__EXTRACTED ENTRIES__:

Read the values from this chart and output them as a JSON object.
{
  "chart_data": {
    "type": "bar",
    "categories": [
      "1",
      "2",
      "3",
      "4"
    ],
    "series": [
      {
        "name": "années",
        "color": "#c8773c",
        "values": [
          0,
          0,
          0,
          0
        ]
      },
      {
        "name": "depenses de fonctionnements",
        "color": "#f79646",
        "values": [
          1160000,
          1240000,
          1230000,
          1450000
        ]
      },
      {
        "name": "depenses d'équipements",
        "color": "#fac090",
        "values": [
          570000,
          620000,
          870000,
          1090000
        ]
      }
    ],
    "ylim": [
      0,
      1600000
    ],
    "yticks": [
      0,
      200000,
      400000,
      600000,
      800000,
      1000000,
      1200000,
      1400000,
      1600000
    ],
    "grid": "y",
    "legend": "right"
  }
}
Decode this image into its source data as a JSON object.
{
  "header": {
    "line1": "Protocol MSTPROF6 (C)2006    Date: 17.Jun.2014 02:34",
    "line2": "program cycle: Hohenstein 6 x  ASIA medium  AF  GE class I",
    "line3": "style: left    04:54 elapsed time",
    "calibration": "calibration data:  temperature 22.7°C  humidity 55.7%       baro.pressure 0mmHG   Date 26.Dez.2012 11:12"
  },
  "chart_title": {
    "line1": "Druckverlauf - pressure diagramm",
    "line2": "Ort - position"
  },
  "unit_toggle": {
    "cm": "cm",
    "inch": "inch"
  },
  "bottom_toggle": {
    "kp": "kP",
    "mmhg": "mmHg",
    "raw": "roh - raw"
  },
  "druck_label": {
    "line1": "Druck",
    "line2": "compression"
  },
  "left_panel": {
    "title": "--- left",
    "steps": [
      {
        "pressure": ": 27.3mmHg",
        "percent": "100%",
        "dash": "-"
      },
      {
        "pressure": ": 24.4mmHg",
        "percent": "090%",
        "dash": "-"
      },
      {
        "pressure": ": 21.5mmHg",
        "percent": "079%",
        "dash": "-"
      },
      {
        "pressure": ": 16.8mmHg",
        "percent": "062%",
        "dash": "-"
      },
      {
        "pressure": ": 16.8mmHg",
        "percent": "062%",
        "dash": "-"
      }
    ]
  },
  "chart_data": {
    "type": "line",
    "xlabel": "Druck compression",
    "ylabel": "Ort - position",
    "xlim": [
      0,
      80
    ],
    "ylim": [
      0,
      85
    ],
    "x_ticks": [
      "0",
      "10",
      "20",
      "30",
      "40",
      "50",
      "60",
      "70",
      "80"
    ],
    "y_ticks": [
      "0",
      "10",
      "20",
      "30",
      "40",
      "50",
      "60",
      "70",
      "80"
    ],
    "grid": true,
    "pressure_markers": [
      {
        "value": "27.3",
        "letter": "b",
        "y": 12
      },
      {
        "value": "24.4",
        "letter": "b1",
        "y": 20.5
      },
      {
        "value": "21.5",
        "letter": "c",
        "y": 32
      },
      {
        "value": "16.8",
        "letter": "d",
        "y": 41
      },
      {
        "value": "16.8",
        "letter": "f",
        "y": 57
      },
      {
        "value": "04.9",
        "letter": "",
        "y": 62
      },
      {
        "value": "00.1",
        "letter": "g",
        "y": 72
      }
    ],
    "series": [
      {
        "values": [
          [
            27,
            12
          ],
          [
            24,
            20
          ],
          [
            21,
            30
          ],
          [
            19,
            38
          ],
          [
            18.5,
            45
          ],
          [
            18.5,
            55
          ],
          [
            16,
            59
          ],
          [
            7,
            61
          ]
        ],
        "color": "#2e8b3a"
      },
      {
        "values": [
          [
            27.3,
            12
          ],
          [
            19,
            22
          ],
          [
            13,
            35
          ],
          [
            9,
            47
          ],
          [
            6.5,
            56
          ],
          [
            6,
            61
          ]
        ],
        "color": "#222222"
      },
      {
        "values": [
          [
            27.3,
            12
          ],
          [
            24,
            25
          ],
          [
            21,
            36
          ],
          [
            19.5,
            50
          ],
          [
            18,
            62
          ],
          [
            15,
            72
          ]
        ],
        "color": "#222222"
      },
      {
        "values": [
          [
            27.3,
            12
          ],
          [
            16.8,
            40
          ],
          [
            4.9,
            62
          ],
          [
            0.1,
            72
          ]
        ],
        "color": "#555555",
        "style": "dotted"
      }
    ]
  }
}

__WHAT TO PRODUCE__: Say how many lines in the records above hold "JSON", and give no other text.

__SOLUTION TO THIS EXERCISE__: 2